Given exercise:
Reproduce the records below in full and without edits, omitting images.
# # # # # # #
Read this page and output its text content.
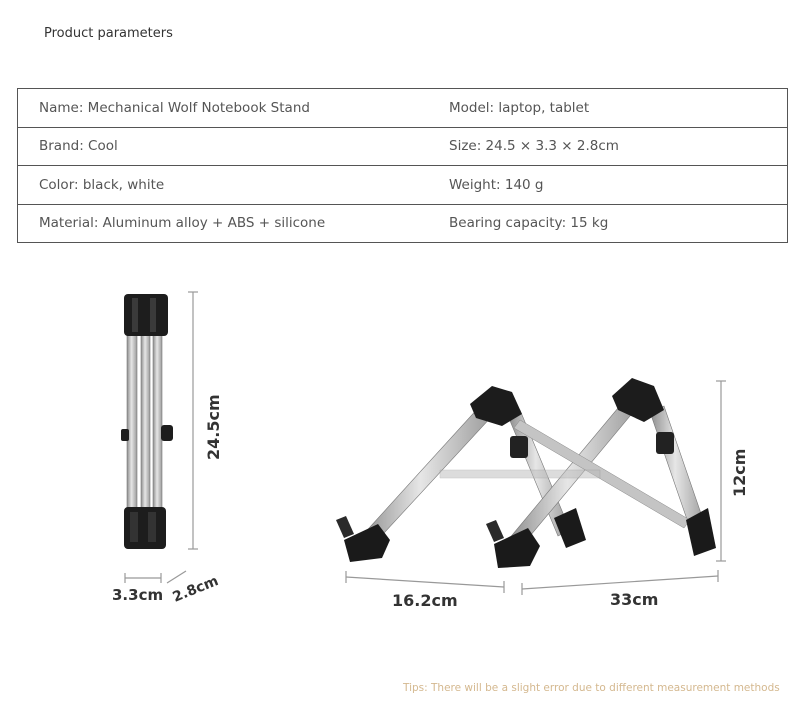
Product parameters
Name: Mechanical Wolf Notebook Stand	Model: laptop, tablet
Brand: Cool	Size: 24.5 × 3.3 × 2.8cm
Color: black, white	Weight: 140 g
Material: Aluminum alloy + ABS + silicone	Bearing capacity: 15 kg
24.5cm
3.3cm 2.8cm
12cm
16.2cm	33cm
Tips: There will be a slight error due to different measurement methods
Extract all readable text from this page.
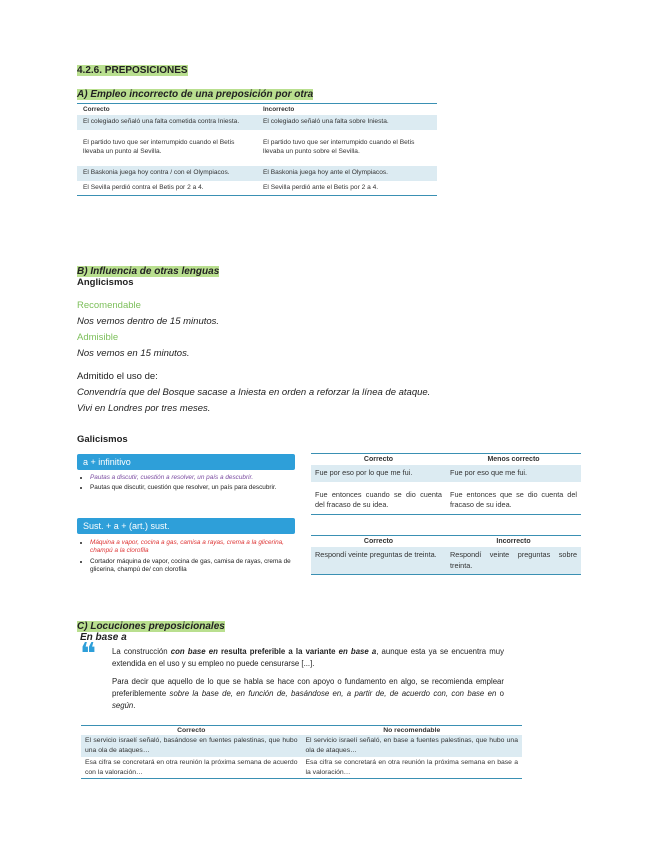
4.2.6. PREPOSICIONES
A) Empleo incorrecto de una preposición por otra
Correcto	Incorrecto
El colegiado señaló una falta cometida contra Iniesta.	El colegiado señaló una falta sobre Iniesta.
El partido tuvo que ser interrumpido cuando el Betis llevaba un punto al Sevilla.	El partido tuvo que ser interrumpido cuando el Betis llevaba un punto sobre el Sevilla.
El Baskonia juega hoy contra / con el Olympiacos.	El Baskonia juega hoy ante el Olympiacos.
El Sevilla perdió contra el Betis por 2 a 4.	El Sevilla perdió ante el Betis por 2 a 4.
B) Influencia de otras lenguas
Anglicismos
Recomendable
Nos vemos dentro de 15 minutos.
Admisible
Nos vemos en 15 minutos.
Admitido el uso de:
Convendría que del Bosque sacase a Iniesta en orden a reforzar la línea de ataque.
Vivi en Londres por tres meses.
Galicismos
a + infinitivo
• Pautas a discutir, cuestión a resolver, un país a descubrir.
• Pautas que discutir, cuestión que resolver, un país para descubrir.
Sust. + a + (art.) sust.
• Máquina a vapor, cocina a gas, camisa a rayas, crema a la glicerina, champú a la clorofila
• Cortador máquina de vapor, cocina de gas, camisa de rayas, crema de glicerina, champú de/ con clorofila
Correcto	Menos correcto
Fue por eso por lo que me fui.	Fue por eso que me fui.
Fue entonces cuando se dio cuenta del fracaso de su idea.	Fue entonces que se dio cuenta del fracaso de su idea.
Correcto	Incorrecto
Respondí veinte preguntas de treinta.	Respondí veinte preguntas sobre treinta.
C) Locuciones preposicionales
En base a
❝ La construcción con base en resulta preferible a la variante en base a, aunque esta ya se encuentra muy extendida en el uso y su empleo no puede censurarse [...].
Para decir que aquello de lo que se habla se hace con apoyo o fundamento en algo, se recomienda emplear preferiblemente sobre la base de, en función de, basándose en, a partir de, de acuerdo con, con base en o según.
Correcto	No recomendable
El servicio israelí señaló, basándose en fuentes palestinas, que hubo una ola de ataques…	El servicio israelí señaló, en base a fuentes palestinas, que hubo una ola de ataques…
Esa cifra se concretará en otra reunión la próxima semana de acuerdo con la valoración…	Esa cifra se concretará en otra reunión la próxima semana en base a la valoración…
# # # # # # #
Response for this exercise:
Read this page and output its text content.
Product parameters
Name: Mechanical Wolf Notebook Stand	Model: laptop, tablet
Brand: Cool	Size: 24.5 × 3.3 × 2.8cm
Color: black, white	Weight: 140 g
Material: Aluminum alloy + ABS + silicone	Bearing capacity: 15 kg
24.5cm
3.3cm 2.8cm
12cm
16.2cm	33cm
Tips: There will be a slight error due to different measurement methods
Extract all readable text from this page.
4.2.6. PREPOSICIONES
A) Empleo incorrecto de una preposición por otra
Correcto	Incorrecto
El colegiado señaló una falta cometida contra Iniesta.	El colegiado señaló una falta sobre Iniesta.
El partido tuvo que ser interrumpido cuando el Betis llevaba un punto al Sevilla.	El partido tuvo que ser interrumpido cuando el Betis llevaba un punto sobre el Sevilla.
El Baskonia juega hoy contra / con el Olympiacos.	El Baskonia juega hoy ante el Olympiacos.
El Sevilla perdió contra el Betis por 2 a 4.	El Sevilla perdió ante el Betis por 2 a 4.
B) Influencia de otras lenguas
Anglicismos
Recomendable
Nos vemos dentro de 15 minutos.
Admisible
Nos vemos en 15 minutos.
Admitido el uso de:
Convendría que del Bosque sacase a Iniesta en orden a reforzar la línea de ataque.
Vivi en Londres por tres meses.
Galicismos
a + infinitivo
• Pautas a discutir, cuestión a resolver, un país a descubrir.
• Pautas que discutir, cuestión que resolver, un país para descubrir.
Sust. + a + (art.) sust.
• Máquina a vapor, cocina a gas, camisa a rayas, crema a la glicerina, champú a la clorofila
• Cortador máquina de vapor, cocina de gas, camisa de rayas, crema de glicerina, champú de/ con clorofila
Correcto	Menos correcto
Fue por eso por lo que me fui.	Fue por eso que me fui.
Fue entonces cuando se dio cuenta del fracaso de su idea.	Fue entonces que se dio cuenta del fracaso de su idea.
Correcto	Incorrecto
Respondí veinte preguntas de treinta.	Respondí veinte preguntas sobre treinta.
C) Locuciones preposicionales
En base a
❝ La construcción con base en resulta preferible a la variante en base a, aunque esta ya se encuentra muy extendida en el uso y su empleo no puede censurarse [...].
Para decir que aquello de lo que se habla se hace con apoyo o fundamento en algo, se recomienda emplear preferiblemente sobre la base de, en función de, basándose en, a partir de, de acuerdo con, con base en o según.
Correcto	No recomendable
El servicio israelí señaló, basándose en fuentes palestinas, que hubo una ola de ataques…	El servicio israelí señaló, en base a fuentes palestinas, que hubo una ola de ataques…
Esa cifra se concretará en otra reunión la próxima semana de acuerdo con la valoración…	Esa cifra se concretará en otra reunión la próxima semana en base a la valoración…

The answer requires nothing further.